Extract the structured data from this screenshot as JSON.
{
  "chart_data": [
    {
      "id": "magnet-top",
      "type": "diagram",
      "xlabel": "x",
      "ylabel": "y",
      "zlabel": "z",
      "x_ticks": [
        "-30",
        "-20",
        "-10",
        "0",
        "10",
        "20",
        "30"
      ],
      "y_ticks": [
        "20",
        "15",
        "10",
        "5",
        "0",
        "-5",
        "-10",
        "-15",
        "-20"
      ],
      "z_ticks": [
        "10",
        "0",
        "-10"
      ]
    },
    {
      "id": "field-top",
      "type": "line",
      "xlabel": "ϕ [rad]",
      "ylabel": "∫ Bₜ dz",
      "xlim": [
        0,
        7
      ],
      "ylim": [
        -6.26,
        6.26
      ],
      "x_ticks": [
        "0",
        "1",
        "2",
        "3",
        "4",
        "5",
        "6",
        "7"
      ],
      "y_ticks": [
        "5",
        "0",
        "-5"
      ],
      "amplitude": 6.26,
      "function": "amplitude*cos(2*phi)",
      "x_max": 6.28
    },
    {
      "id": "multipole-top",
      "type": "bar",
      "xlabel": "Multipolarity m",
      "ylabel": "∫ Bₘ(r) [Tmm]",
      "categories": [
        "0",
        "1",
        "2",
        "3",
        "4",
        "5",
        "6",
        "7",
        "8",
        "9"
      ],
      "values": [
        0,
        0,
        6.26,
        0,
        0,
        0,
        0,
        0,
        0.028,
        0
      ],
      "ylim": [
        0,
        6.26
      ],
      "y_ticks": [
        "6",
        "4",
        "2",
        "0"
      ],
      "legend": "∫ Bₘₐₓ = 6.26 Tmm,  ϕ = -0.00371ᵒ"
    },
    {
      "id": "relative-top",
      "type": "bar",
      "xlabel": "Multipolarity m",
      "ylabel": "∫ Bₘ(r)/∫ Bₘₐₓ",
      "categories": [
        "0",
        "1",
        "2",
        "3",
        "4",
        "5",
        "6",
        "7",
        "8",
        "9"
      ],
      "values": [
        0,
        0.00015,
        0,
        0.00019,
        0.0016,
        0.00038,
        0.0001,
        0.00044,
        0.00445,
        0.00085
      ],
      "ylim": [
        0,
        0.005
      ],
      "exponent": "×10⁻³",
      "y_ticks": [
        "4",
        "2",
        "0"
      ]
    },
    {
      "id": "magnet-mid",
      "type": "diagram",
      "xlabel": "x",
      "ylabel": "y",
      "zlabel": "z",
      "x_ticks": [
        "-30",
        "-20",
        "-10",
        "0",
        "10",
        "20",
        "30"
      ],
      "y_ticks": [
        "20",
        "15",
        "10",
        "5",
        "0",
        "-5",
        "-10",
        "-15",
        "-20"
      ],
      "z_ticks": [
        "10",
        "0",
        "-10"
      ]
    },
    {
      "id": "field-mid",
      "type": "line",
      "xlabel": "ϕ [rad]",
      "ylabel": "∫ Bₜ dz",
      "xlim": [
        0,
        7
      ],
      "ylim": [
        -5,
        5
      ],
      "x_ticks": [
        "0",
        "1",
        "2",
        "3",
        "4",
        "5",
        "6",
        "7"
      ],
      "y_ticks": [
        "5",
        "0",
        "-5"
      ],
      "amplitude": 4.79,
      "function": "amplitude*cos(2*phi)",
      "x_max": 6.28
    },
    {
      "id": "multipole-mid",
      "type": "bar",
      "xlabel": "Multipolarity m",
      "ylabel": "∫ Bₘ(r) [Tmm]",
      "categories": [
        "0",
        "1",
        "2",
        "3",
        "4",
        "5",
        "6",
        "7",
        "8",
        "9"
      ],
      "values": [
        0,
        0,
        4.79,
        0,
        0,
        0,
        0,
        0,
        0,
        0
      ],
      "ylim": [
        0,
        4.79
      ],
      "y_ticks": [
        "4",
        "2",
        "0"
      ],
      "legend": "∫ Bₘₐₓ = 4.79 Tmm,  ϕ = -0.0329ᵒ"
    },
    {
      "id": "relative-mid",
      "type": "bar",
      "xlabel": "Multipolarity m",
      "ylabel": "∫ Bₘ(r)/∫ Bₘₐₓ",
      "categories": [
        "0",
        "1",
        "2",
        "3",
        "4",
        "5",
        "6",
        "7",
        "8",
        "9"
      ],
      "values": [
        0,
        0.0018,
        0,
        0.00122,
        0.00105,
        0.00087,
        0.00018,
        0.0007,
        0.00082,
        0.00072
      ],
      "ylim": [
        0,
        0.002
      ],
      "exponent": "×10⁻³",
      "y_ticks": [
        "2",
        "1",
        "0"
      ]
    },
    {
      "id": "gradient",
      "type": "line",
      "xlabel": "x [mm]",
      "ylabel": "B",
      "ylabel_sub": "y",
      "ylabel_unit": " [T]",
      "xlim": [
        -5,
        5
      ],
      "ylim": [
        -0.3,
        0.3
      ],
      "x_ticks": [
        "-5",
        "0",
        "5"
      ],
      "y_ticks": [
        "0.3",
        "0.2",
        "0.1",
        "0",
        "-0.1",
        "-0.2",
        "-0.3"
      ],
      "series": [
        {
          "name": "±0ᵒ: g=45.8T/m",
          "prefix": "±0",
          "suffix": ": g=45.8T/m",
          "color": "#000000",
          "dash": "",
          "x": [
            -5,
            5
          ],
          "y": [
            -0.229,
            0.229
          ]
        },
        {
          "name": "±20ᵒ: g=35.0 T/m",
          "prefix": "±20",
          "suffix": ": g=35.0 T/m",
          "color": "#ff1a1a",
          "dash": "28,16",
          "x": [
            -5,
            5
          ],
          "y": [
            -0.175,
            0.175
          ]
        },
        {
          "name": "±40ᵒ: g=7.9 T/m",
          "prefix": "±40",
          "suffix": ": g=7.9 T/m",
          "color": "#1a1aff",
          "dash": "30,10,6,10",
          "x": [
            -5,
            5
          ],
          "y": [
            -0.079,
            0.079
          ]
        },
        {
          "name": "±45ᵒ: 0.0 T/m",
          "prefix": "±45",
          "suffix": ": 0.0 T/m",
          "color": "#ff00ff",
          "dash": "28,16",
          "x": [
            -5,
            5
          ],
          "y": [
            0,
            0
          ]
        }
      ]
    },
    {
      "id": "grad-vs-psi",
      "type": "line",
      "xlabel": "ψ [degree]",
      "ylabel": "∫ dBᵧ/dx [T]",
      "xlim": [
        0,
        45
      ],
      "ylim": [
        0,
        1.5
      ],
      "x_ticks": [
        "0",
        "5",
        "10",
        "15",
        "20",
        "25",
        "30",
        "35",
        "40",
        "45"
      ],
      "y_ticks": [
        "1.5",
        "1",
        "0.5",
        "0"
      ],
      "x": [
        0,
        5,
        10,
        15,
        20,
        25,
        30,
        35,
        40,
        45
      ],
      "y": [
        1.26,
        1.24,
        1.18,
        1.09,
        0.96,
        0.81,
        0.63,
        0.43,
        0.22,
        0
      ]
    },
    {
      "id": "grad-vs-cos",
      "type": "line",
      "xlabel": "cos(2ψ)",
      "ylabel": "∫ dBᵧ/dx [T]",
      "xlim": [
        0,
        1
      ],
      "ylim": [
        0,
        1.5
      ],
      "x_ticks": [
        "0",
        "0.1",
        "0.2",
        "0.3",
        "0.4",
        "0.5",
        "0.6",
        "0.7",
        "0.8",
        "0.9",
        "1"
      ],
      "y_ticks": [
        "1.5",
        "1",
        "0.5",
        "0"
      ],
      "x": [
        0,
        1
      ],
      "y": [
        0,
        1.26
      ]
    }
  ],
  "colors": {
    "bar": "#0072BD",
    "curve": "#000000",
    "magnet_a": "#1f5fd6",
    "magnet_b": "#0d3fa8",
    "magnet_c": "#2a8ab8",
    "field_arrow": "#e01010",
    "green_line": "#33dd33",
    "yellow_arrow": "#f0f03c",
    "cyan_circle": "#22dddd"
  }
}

+===+

*AIM OF THE TASK:* Copy every line of the listing where the word "suffix" appears.

*EXPECTED ANSWER:*
          "suffix": ": g=45.8T/m",
          "suffix": ": g=35.0 T/m",
          "suffix": ": g=7.9 T/m",
          "suffix": ": 0.0 T/m",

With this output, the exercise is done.